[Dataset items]
▬▬▬▬▬▬▬▬▬▬

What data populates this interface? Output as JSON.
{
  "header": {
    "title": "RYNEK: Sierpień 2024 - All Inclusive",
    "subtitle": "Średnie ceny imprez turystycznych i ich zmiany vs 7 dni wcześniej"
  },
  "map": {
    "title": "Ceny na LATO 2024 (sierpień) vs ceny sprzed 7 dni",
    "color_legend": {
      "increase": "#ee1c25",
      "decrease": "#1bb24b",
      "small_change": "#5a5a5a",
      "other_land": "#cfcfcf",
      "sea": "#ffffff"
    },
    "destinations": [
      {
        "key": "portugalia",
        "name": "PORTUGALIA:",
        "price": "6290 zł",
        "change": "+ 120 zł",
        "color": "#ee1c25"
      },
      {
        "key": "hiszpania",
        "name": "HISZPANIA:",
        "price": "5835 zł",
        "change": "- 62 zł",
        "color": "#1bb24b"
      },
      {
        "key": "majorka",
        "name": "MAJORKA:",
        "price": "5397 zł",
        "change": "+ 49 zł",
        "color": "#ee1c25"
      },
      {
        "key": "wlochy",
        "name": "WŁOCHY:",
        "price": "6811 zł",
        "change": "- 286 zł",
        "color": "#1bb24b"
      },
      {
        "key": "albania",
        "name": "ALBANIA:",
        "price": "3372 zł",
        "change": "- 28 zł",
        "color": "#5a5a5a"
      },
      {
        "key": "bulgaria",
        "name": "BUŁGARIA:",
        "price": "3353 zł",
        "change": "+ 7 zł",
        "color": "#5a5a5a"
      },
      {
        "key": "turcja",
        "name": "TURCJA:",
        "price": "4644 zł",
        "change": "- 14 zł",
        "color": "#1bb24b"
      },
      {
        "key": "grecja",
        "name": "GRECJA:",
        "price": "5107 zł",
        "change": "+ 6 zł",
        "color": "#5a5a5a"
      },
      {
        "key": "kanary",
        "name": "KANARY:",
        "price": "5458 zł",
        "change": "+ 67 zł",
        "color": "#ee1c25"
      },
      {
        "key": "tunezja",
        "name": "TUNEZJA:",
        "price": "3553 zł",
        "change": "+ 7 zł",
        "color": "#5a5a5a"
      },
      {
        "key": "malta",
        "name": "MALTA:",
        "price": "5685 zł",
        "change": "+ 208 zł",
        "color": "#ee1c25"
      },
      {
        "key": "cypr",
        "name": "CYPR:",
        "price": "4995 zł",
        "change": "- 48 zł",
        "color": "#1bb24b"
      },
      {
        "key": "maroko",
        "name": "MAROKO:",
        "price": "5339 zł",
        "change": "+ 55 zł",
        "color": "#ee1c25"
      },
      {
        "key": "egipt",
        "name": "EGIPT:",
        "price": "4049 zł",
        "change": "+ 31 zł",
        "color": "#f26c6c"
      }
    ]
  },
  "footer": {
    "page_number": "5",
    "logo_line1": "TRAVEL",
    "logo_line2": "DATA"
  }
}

▬▬▬▬▬▬▬▬▬▬

Write out all of the records above exactly as they appear.

What data populates this interface? Output as JSON.
{
  "header": {
    "title": "RYNEK: Sierpień 2024 - All Inclusive",
    "subtitle": "Średnie ceny imprez turystycznych i ich zmiany vs 7 dni wcześniej"
  },
  "map": {
    "title": "Ceny na LATO 2024 (sierpień) vs ceny sprzed 7 dni",
    "color_legend": {
      "increase": "#ee1c25",
      "decrease": "#1bb24b",
      "small_change": "#5a5a5a",
      "other_land": "#cfcfcf",
      "sea": "#ffffff"
    },
    "destinations": [
      {
        "key": "portugalia",
        "name": "PORTUGALIA:",
        "price": "6290 zł",
        "change": "+ 120 zł",
        "color": "#ee1c25"
      },
      {
        "key": "hiszpania",
        "name": "HISZPANIA:",
        "price": "5835 zł",
        "change": "- 62 zł",
        "color": "#1bb24b"
      },
      {
        "key": "majorka",
        "name": "MAJORKA:",
        "price": "5397 zł",
        "change": "+ 49 zł",
        "color": "#ee1c25"
      },
      {
        "key": "wlochy",
        "name": "WŁOCHY:",
        "price": "6811 zł",
        "change": "- 286 zł",
        "color": "#1bb24b"
      },
      {
        "key": "albania",
        "name": "ALBANIA:",
        "price": "3372 zł",
        "change": "- 28 zł",
        "color": "#5a5a5a"
      },
      {
        "key": "bulgaria",
        "name": "BUŁGARIA:",
        "price": "3353 zł",
        "change": "+ 7 zł",
        "color": "#5a5a5a"
      },
      {
        "key": "turcja",
        "name": "TURCJA:",
        "price": "4644 zł",
        "change": "- 14 zł",
        "color": "#1bb24b"
      },
      {
        "key": "grecja",
        "name": "GRECJA:",
        "price": "5107 zł",
        "change": "+ 6 zł",
        "color": "#5a5a5a"
      },
      {
        "key": "kanary",
        "name": "KANARY:",
        "price": "5458 zł",
        "change": "+ 67 zł",
        "color": "#ee1c25"
      },
      {
        "key": "tunezja",
        "name": "TUNEZJA:",
        "price": "3553 zł",
        "change": "+ 7 zł",
        "color": "#5a5a5a"
      },
      {
        "key": "malta",
        "name": "MALTA:",
        "price": "5685 zł",
        "change": "+ 208 zł",
        "color": "#ee1c25"
      },
      {
        "key": "cypr",
        "name": "CYPR:",
        "price": "4995 zł",
        "change": "- 48 zł",
        "color": "#1bb24b"
      },
      {
        "key": "maroko",
        "name": "MAROKO:",
        "price": "5339 zł",
        "change": "+ 55 zł",
        "color": "#ee1c25"
      },
      {
        "key": "egipt",
        "name": "EGIPT:",
        "price": "4049 zł",
        "change": "+ 31 zł",
        "color": "#f26c6c"
      }
    ]
  },
  "footer": {
    "page_number": "5",
    "logo_line1": "TRAVEL",
    "logo_line2": "DATA"
  }
}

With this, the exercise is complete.